_INPUT ROWS_
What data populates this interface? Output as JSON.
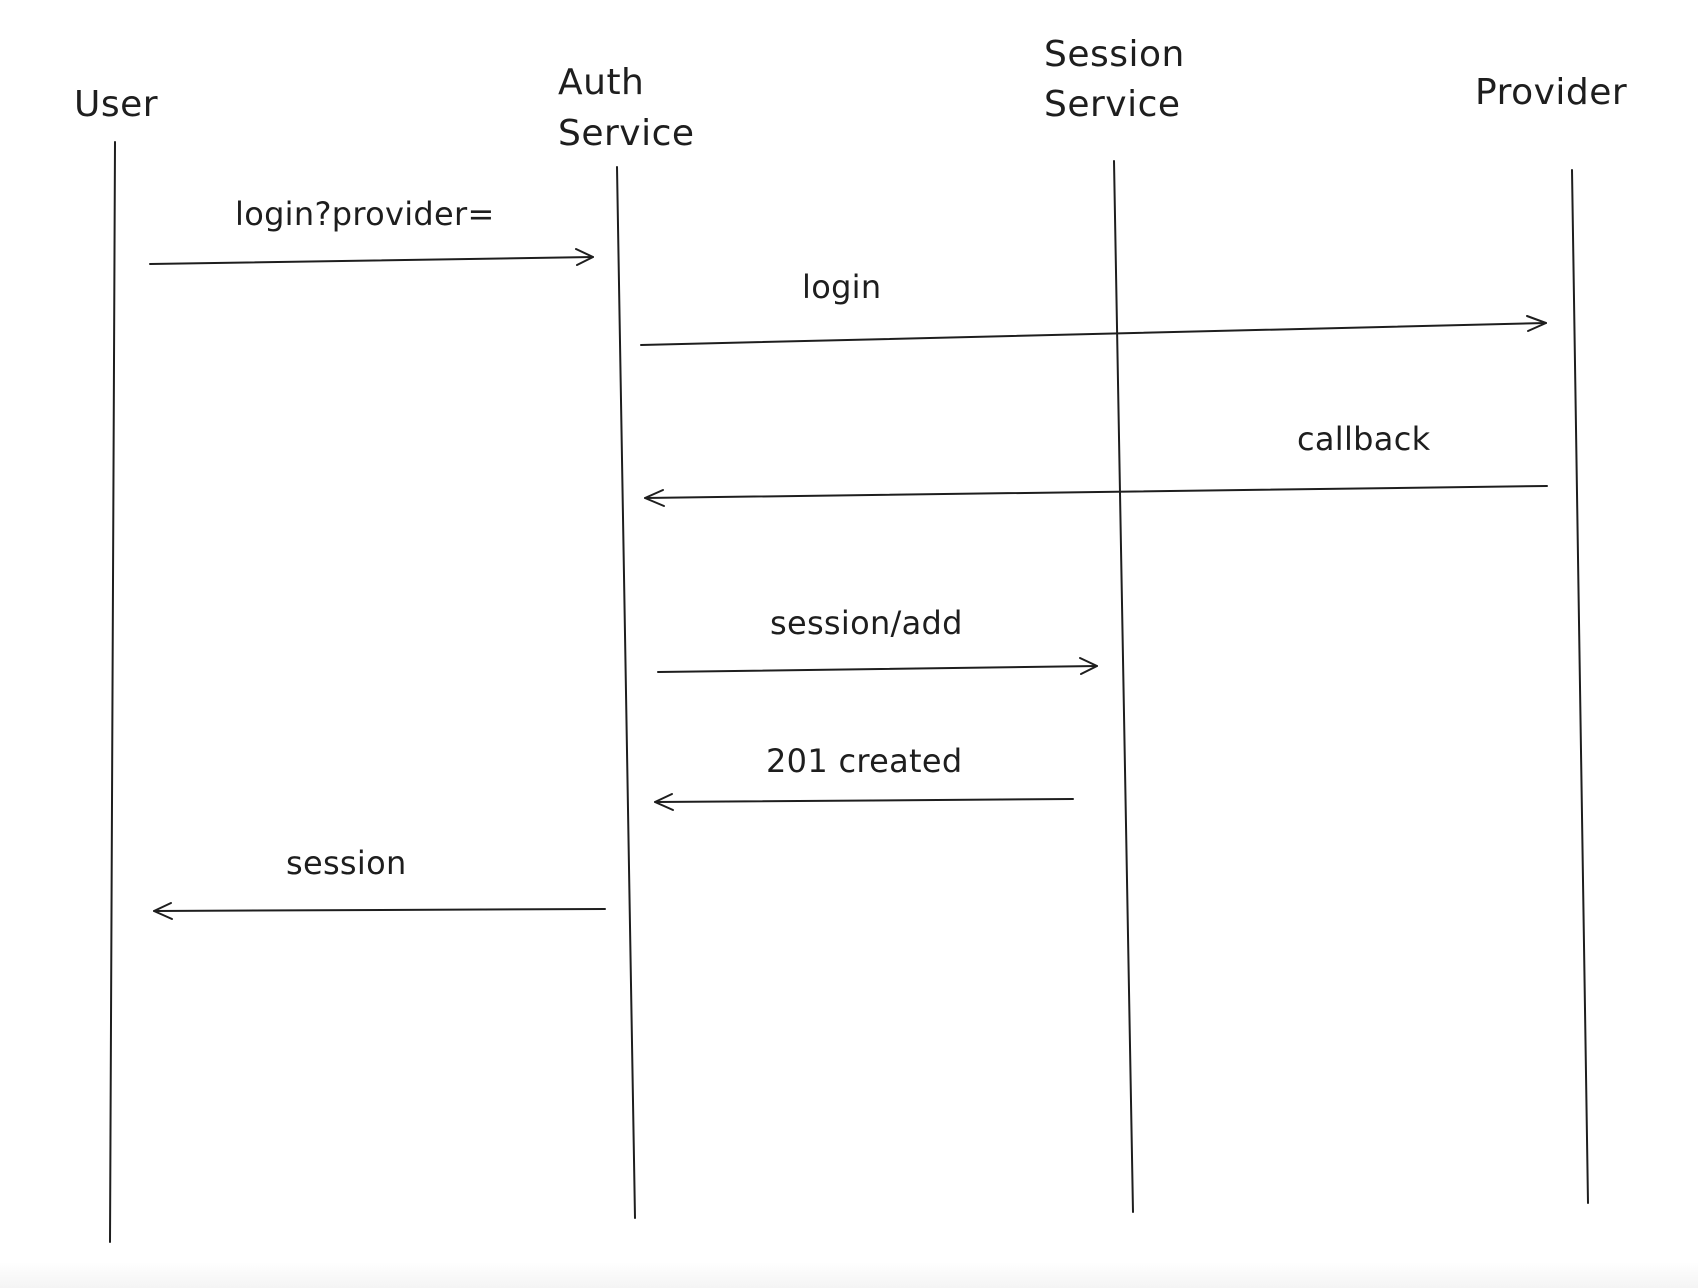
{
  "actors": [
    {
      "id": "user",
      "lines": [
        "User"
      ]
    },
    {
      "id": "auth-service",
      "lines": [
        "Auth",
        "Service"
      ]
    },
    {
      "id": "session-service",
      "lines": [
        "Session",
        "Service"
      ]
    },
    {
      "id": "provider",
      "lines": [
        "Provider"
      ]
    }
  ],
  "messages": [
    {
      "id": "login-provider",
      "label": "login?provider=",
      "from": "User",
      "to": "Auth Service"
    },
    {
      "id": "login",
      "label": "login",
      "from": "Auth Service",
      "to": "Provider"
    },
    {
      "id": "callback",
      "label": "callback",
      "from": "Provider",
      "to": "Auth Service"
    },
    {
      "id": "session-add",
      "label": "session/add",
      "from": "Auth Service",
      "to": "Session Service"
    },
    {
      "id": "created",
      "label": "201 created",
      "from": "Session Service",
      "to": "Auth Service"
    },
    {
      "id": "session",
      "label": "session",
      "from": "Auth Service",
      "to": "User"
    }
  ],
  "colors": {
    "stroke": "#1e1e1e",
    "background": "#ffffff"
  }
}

* * *

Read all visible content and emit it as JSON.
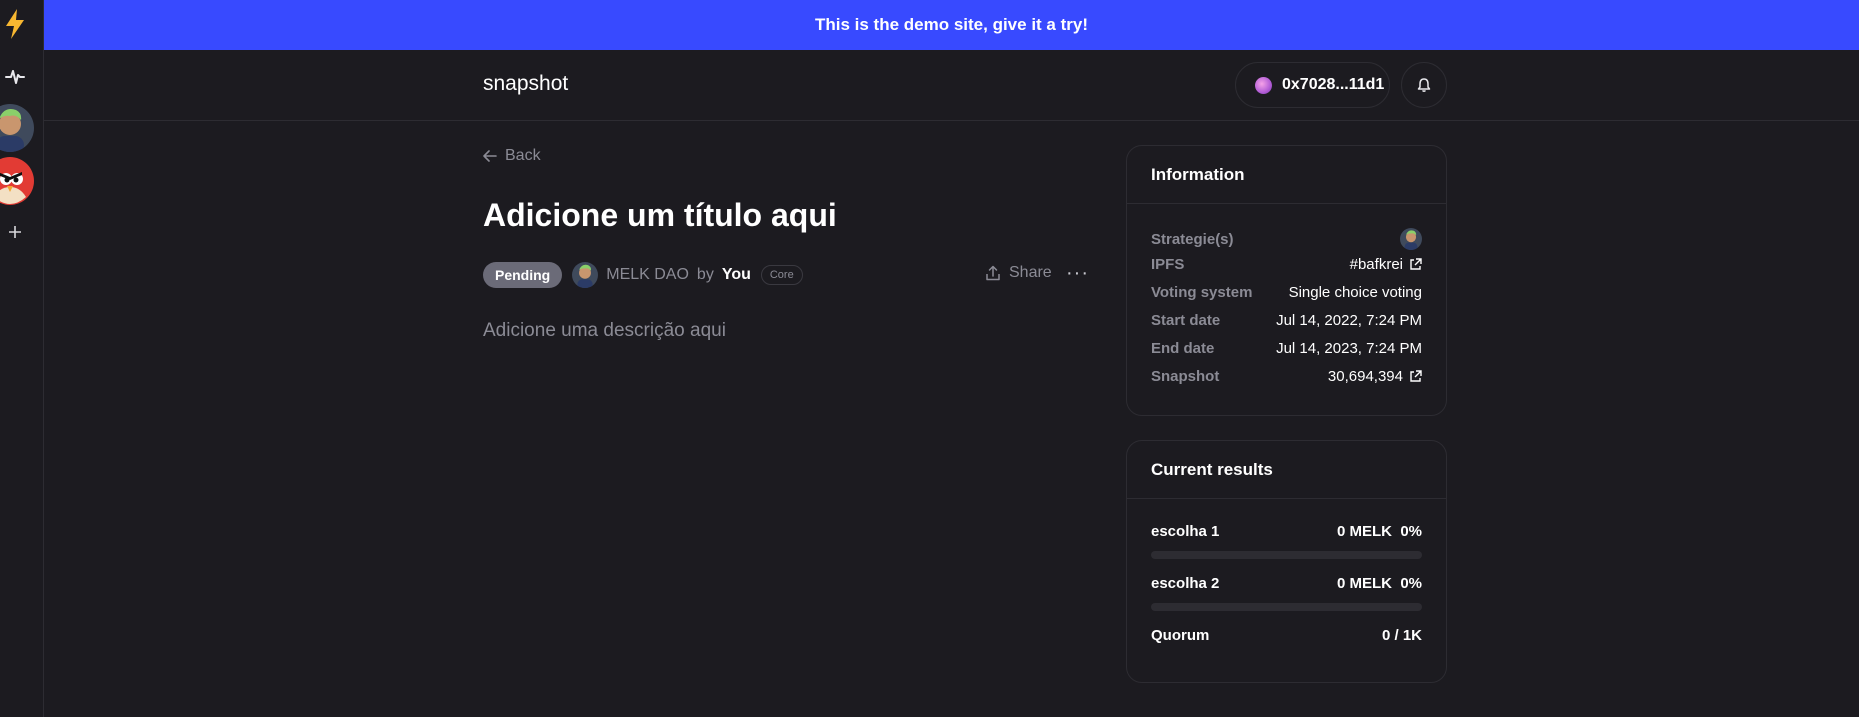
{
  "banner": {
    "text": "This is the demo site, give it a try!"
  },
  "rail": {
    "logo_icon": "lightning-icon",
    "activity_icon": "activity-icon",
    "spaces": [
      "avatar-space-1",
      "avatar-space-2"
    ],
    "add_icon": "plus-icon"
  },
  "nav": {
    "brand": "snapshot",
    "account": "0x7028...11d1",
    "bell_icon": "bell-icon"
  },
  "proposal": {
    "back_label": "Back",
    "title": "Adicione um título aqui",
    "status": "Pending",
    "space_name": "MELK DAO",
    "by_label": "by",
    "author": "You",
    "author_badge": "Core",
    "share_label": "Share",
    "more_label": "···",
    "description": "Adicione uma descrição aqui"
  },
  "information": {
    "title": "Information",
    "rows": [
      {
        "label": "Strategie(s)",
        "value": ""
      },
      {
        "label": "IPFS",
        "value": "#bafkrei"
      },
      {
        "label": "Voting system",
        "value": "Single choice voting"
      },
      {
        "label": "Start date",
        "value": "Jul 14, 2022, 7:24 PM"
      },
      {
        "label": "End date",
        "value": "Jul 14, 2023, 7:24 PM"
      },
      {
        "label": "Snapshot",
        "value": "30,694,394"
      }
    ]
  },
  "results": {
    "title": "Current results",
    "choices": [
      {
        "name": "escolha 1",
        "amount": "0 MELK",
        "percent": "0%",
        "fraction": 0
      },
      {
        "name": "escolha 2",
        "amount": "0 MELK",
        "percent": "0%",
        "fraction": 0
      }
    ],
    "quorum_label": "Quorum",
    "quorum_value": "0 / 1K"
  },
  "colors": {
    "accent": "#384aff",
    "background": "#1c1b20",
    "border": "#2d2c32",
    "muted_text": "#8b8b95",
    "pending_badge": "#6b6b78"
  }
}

_YOUR TASK_
Return each line in the records that holds the string "title".

_FINAL ANSWER_
    "title": "Adicione um título aqui",
    "title": "Information",
    "title": "Current results",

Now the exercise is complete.